● **Task to complete**
Return every line below in which "每打完一局" appears.
━━━ Raw data ━━━
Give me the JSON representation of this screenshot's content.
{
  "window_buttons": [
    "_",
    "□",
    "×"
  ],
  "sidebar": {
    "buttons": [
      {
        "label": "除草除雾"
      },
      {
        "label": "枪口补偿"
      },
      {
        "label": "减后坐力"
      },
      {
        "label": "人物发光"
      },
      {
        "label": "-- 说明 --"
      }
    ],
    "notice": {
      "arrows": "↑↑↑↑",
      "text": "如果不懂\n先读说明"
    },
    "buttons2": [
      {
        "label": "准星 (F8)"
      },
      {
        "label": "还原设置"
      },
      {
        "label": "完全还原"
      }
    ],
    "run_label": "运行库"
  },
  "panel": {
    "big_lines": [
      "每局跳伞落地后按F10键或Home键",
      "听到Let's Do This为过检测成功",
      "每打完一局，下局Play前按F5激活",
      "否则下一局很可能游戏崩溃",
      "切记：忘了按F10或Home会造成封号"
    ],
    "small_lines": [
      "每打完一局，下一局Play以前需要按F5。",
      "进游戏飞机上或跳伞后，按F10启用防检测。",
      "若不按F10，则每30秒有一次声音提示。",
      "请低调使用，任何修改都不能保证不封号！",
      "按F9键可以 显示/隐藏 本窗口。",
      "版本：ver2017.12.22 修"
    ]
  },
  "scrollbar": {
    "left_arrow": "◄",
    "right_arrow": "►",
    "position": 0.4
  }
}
━━━
● **Result of the exercise**
      "每打完一局，下局Play前按F5激活",
      "每打完一局，下一局Play以前需要按F5。",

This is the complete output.